--- Supplied information ---

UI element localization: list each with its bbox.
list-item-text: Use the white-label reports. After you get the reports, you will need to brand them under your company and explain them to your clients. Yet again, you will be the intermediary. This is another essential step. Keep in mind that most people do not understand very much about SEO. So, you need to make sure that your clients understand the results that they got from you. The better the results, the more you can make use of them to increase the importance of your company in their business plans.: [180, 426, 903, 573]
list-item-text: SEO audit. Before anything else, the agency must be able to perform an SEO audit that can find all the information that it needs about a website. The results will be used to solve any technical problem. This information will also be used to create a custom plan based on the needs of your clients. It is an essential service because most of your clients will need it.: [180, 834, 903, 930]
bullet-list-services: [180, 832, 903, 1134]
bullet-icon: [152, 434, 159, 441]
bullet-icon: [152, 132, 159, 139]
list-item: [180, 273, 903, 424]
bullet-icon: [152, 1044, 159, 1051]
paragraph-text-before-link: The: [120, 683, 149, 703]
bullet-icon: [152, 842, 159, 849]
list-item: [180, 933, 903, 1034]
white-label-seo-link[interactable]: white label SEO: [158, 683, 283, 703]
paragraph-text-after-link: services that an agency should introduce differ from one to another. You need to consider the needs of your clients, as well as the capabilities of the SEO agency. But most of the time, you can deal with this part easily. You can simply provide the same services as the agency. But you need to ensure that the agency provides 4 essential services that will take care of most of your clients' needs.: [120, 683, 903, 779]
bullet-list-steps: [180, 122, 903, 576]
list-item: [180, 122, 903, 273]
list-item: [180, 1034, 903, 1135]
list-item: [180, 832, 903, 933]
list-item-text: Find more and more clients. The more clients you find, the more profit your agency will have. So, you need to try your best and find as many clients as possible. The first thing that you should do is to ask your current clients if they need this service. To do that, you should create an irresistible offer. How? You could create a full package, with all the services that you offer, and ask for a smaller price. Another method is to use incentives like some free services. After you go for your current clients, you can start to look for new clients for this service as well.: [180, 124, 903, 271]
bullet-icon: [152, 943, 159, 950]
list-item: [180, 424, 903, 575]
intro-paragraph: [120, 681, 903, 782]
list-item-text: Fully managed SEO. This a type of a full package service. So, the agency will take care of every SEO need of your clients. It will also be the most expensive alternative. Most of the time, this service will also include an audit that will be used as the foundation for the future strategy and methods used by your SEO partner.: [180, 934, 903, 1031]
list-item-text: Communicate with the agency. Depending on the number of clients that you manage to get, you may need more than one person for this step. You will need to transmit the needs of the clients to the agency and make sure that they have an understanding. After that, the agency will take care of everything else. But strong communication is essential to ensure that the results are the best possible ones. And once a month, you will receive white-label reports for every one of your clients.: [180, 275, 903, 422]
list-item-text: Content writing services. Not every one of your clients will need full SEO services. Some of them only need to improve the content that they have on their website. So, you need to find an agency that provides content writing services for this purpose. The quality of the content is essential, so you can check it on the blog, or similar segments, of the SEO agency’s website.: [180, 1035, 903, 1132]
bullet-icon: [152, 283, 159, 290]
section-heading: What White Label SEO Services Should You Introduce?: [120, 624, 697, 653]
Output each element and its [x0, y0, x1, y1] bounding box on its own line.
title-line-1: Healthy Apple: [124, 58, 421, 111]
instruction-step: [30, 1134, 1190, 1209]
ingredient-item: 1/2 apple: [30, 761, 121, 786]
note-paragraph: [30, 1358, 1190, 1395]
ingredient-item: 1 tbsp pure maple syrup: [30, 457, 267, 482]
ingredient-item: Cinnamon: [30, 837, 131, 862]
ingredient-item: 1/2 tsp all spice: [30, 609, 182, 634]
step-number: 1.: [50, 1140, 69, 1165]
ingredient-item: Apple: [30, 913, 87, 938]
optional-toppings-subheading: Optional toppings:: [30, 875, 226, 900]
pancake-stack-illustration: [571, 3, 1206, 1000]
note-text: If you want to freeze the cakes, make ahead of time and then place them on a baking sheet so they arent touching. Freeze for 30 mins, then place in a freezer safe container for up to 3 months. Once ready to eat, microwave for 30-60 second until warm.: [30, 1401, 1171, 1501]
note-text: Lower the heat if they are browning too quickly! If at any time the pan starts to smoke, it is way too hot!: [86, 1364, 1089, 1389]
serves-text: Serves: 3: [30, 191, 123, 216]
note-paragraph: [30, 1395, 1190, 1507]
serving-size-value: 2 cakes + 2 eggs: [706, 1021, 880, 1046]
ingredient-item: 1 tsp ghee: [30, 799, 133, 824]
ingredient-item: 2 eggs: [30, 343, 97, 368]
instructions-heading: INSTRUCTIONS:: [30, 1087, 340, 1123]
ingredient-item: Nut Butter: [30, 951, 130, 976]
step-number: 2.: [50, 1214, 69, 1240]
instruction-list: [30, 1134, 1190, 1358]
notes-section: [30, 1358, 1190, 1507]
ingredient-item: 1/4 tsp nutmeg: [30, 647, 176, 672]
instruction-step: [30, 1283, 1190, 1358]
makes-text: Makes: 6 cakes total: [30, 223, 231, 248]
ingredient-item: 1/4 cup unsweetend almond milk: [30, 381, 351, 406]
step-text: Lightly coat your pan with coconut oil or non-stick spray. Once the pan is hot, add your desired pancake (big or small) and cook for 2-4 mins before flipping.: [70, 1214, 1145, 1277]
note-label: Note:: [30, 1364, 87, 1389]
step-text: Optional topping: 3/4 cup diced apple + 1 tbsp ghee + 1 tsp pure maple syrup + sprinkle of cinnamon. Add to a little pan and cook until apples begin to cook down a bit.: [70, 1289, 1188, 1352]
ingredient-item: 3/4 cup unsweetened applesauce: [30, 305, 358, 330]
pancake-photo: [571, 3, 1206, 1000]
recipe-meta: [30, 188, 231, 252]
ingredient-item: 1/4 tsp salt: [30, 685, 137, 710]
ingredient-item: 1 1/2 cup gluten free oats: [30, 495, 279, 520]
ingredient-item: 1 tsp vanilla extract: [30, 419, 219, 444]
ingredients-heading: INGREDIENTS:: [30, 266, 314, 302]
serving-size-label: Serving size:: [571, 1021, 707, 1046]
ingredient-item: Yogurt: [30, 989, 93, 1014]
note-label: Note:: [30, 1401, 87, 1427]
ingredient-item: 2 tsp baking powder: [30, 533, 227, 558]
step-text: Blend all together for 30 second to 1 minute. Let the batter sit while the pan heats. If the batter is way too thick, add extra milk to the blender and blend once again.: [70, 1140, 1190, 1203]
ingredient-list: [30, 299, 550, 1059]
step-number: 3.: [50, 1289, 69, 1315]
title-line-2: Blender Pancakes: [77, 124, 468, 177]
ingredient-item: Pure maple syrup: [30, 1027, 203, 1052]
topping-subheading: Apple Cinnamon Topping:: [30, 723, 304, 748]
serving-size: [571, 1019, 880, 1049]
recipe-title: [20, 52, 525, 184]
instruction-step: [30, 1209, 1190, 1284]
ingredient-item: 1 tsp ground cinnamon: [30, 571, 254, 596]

--- Directive ---
Count the lines in the material above that contain the string "size", matching case exactly. Reply with the number only.

--- Result ---
3